## Exercise instructions
Going through the material below, please gather all lines with the word "disk" in them.

★ ★ ★ ★ ★

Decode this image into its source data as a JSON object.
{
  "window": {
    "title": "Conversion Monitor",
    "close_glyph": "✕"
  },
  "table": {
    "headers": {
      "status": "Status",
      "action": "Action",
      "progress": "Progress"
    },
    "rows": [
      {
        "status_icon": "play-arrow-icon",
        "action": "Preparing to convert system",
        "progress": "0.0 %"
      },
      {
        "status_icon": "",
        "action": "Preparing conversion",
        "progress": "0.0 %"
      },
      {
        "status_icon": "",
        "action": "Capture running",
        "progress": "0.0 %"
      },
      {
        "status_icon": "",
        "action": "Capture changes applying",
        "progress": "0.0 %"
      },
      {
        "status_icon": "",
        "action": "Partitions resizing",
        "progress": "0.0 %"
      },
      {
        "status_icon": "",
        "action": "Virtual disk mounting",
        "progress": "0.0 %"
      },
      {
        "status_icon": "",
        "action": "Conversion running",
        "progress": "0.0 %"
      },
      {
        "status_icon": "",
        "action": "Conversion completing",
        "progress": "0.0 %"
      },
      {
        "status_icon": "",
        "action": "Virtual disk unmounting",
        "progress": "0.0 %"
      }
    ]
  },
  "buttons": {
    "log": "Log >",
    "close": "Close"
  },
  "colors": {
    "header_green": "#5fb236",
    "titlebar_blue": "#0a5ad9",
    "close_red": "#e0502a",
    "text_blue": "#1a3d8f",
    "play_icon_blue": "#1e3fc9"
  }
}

★ ★ ★ ★ ★

## Output of the task
        "action": "Virtual disk mounting",
        "action": "Virtual disk unmounting",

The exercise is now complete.